# What you should do
Transcribe the records that follow. Keep every word exactly, and drop the pictures.

━━━━━━━━━━━━━━━━

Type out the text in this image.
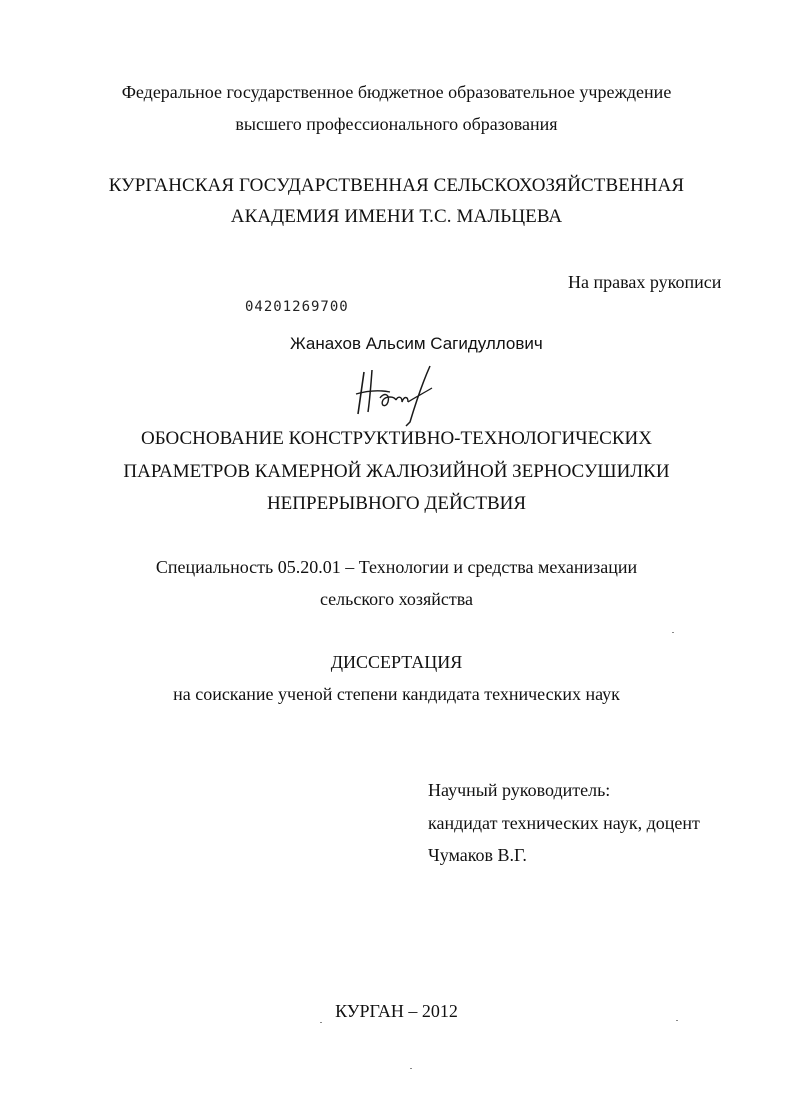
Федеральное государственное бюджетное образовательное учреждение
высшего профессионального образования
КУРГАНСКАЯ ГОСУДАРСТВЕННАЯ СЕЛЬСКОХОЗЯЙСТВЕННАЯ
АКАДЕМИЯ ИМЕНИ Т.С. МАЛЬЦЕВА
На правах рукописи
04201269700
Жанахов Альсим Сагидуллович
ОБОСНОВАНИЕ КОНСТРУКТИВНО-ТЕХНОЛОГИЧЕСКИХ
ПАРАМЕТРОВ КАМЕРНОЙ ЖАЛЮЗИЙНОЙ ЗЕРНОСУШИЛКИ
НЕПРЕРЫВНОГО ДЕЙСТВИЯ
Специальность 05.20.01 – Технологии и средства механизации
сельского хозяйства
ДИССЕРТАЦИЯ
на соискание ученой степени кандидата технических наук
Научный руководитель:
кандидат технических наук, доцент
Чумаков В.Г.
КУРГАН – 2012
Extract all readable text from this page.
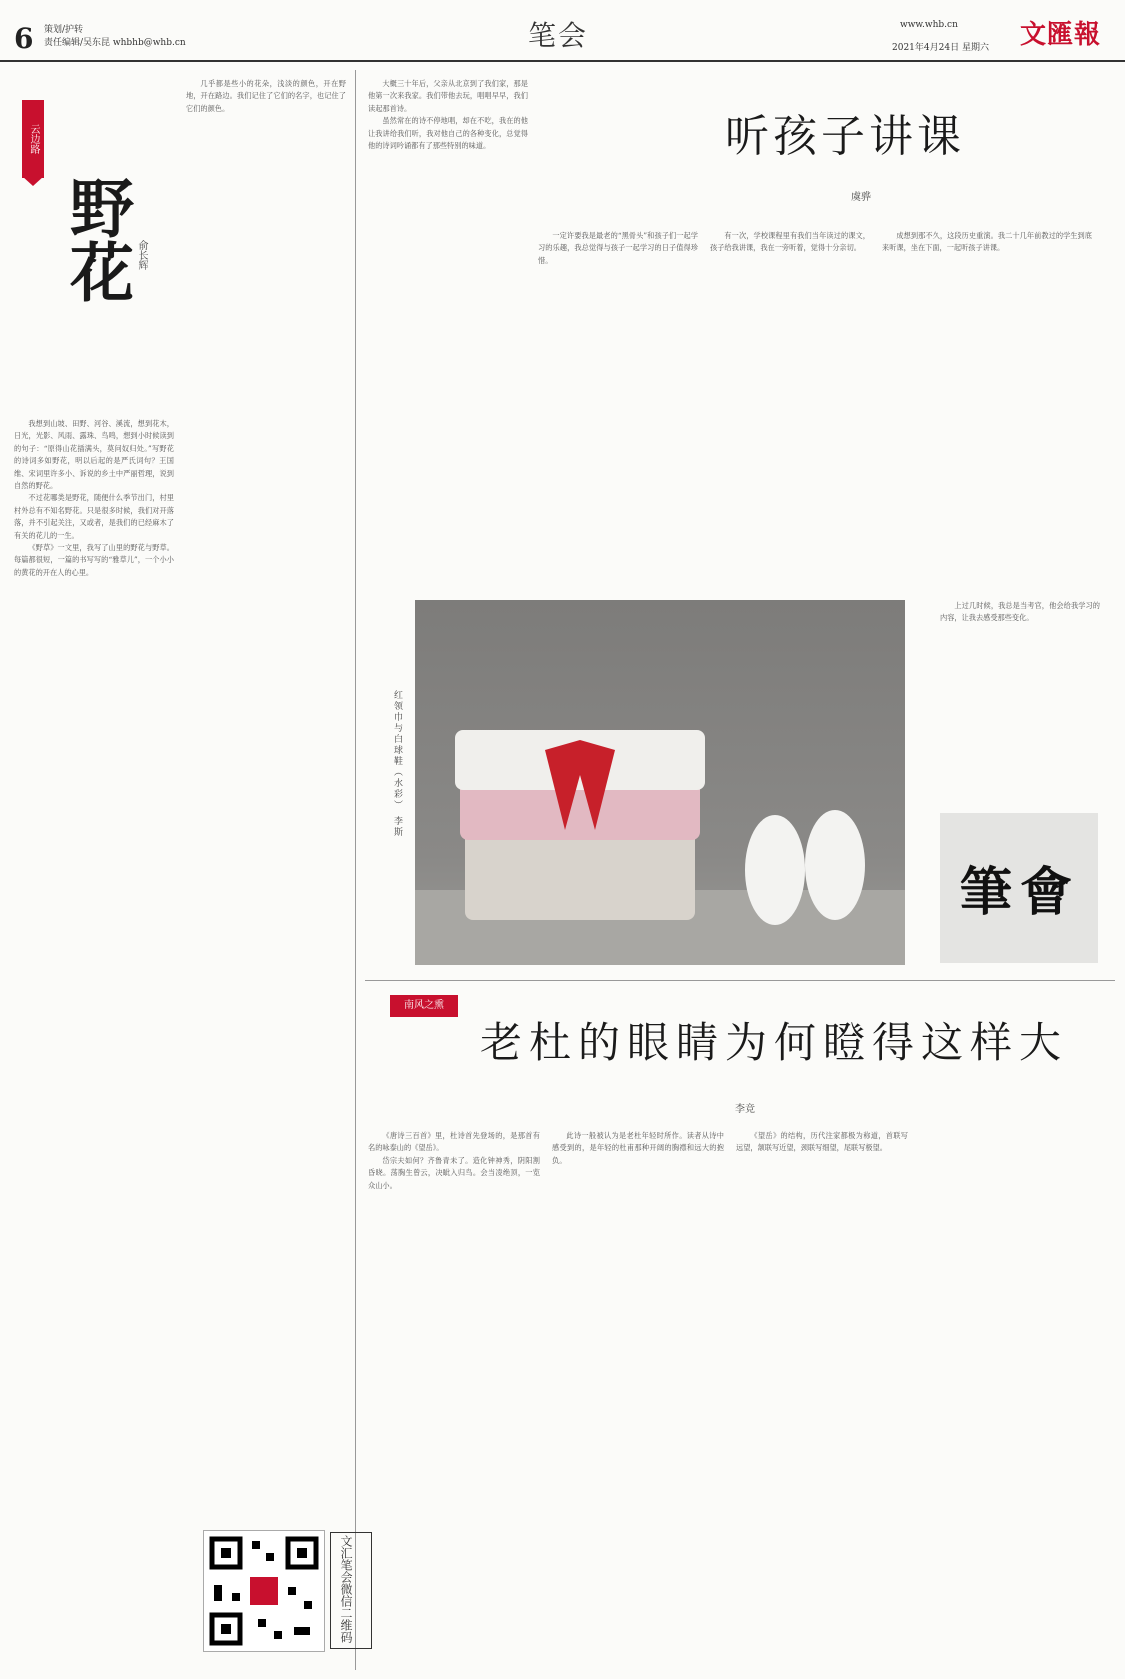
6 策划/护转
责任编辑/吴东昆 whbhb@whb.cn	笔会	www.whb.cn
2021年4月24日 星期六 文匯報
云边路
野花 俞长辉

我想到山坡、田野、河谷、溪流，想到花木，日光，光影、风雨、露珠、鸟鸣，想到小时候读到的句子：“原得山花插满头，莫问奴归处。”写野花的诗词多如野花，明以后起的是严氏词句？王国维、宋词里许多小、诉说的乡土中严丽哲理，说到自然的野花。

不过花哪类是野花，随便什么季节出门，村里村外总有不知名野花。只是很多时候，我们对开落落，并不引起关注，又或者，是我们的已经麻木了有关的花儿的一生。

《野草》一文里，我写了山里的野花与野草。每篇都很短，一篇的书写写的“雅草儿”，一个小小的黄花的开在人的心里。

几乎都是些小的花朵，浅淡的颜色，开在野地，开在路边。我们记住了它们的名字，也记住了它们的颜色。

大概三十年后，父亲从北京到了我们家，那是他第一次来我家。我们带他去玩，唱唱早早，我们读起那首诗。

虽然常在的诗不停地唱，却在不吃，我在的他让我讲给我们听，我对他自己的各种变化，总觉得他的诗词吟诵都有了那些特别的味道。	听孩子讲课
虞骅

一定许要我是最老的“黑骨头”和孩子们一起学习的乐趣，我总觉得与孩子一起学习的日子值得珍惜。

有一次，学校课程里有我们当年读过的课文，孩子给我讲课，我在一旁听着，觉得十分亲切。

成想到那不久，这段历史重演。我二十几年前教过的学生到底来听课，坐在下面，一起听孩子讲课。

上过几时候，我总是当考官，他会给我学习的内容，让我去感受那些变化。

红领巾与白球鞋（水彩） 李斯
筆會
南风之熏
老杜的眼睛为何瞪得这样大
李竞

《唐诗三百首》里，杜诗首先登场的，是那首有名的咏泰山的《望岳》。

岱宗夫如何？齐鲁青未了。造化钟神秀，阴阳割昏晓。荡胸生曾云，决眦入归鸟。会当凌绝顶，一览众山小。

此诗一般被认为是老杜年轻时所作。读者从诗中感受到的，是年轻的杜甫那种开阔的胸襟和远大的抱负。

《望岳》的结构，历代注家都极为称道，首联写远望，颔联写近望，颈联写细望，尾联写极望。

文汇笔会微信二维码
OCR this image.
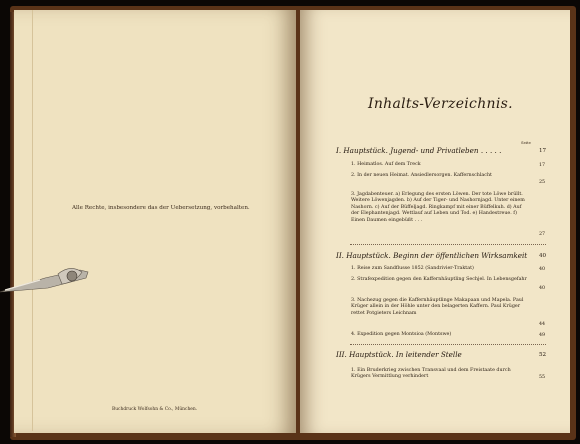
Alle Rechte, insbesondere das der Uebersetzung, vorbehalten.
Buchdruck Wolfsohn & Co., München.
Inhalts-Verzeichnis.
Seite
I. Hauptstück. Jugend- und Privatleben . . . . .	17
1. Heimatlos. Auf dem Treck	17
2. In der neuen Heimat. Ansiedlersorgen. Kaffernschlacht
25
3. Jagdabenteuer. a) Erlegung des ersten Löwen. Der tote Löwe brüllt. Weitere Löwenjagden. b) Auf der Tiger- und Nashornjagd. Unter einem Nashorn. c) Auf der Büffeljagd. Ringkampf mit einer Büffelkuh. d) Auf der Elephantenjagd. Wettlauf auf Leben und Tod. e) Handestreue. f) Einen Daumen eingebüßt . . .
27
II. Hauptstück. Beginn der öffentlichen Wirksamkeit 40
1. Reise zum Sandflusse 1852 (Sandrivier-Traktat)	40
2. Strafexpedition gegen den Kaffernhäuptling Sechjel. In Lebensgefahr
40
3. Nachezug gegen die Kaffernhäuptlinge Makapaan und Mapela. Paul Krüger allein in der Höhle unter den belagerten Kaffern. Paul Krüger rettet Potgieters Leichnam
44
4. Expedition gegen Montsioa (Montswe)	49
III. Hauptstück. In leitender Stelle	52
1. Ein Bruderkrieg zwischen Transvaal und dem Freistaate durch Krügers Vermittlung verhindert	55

━━━━━━━━━━━━━━━━

# Complete answer
Type out the text in this image.
Федеральное государственное бюджетное образовательное учреждение
высшего профессионального образования
КУРГАНСКАЯ ГОСУДАРСТВЕННАЯ СЕЛЬСКОХОЗЯЙСТВЕННАЯ
АКАДЕМИЯ ИМЕНИ Т.С. МАЛЬЦЕВА
На правах рукописи
04201269700
Жанахов Альсим Сагидуллович
ОБОСНОВАНИЕ КОНСТРУКТИВНО-ТЕХНОЛОГИЧЕСКИХ
ПАРАМЕТРОВ КАМЕРНОЙ ЖАЛЮЗИЙНОЙ ЗЕРНОСУШИЛКИ
НЕПРЕРЫВНОГО ДЕЙСТВИЯ
Специальность 05.20.01 – Технологии и средства механизации
сельского хозяйства
ДИССЕРТАЦИЯ
на соискание ученой степени кандидата технических наук
Научный руководитель:
кандидат технических наук, доцент
Чумаков В.Г.
КУРГАН – 2012
Extract all readable text from this page.
6 策划/护转
责任编辑/吴东昆 whbhb@whb.cn	笔会	www.whb.cn
2021年4月24日 星期六 文匯報
云边路
野花 俞长辉

我想到山坡、田野、河谷、溪流，想到花木，日光，光影、风雨、露珠、鸟鸣，想到小时候读到的句子：“原得山花插满头，莫问奴归处。”写野花的诗词多如野花，明以后起的是严氏词句？王国维、宋词里许多小、诉说的乡土中严丽哲理，说到自然的野花。

不过花哪类是野花，随便什么季节出门，村里村外总有不知名野花。只是很多时候，我们对开落落，并不引起关注，又或者，是我们的已经麻木了有关的花儿的一生。

《野草》一文里，我写了山里的野花与野草。每篇都很短，一篇的书写写的“雅草儿”，一个小小的黄花的开在人的心里。

几乎都是些小的花朵，浅淡的颜色，开在野地，开在路边。我们记住了它们的名字，也记住了它们的颜色。

大概三十年后，父亲从北京到了我们家，那是他第一次来我家。我们带他去玩，唱唱早早，我们读起那首诗。

虽然常在的诗不停地唱，却在不吃，我在的他让我讲给我们听，我对他自己的各种变化，总觉得他的诗词吟诵都有了那些特别的味道。	听孩子讲课
虞骅

一定许要我是最老的“黑骨头”和孩子们一起学习的乐趣，我总觉得与孩子一起学习的日子值得珍惜。

有一次，学校课程里有我们当年读过的课文，孩子给我讲课，我在一旁听着，觉得十分亲切。

成想到那不久，这段历史重演。我二十几年前教过的学生到底来听课，坐在下面，一起听孩子讲课。

上过几时候，我总是当考官，他会给我学习的内容，让我去感受那些变化。

红领巾与白球鞋（水彩） 李斯
筆會
南风之熏
老杜的眼睛为何瞪得这样大
李竞

《唐诗三百首》里，杜诗首先登场的，是那首有名的咏泰山的《望岳》。

岱宗夫如何？齐鲁青未了。造化钟神秀，阴阳割昏晓。荡胸生曾云，决眦入归鸟。会当凌绝顶，一览众山小。

此诗一般被认为是老杜年轻时所作。读者从诗中感受到的，是年轻的杜甫那种开阔的胸襟和远大的抱负。

《望岳》的结构，历代注家都极为称道，首联写远望，颔联写近望，颈联写细望，尾联写极望。

文汇笔会微信二维码
OCR this image.
Alle Rechte, insbesondere das der Uebersetzung, vorbehalten.
Buchdruck Wolfsohn & Co., München.
Inhalts-Verzeichnis.
Seite
I. Hauptstück. Jugend- und Privatleben . . . . .	17
1. Heimatlos. Auf dem Treck	17
2. In der neuen Heimat. Ansiedlersorgen. Kaffernschlacht
25
3. Jagdabenteuer. a) Erlegung des ersten Löwen. Der tote Löwe brüllt. Weitere Löwenjagden. b) Auf der Tiger- und Nashornjagd. Unter einem Nashorn. c) Auf der Büffeljagd. Ringkampf mit einer Büffelkuh. d) Auf der Elephantenjagd. Wettlauf auf Leben und Tod. e) Handestreue. f) Einen Daumen eingebüßt . . .
27
II. Hauptstück. Beginn der öffentlichen Wirksamkeit 40
1. Reise zum Sandflusse 1852 (Sandrivier-Traktat)	40
2. Strafexpedition gegen den Kaffernhäuptling Sechjel. In Lebensgefahr
40
3. Nachezug gegen die Kaffernhäuptlinge Makapaan und Mapela. Paul Krüger allein in der Höhle unter den belagerten Kaffern. Paul Krüger rettet Potgieters Leichnam
44
4. Expedition gegen Montsioa (Montswe)	49
III. Hauptstück. In leitender Stelle	52
1. Ein Bruderkrieg zwischen Transvaal und dem Freistaate durch Krügers Vermittlung verhindert	55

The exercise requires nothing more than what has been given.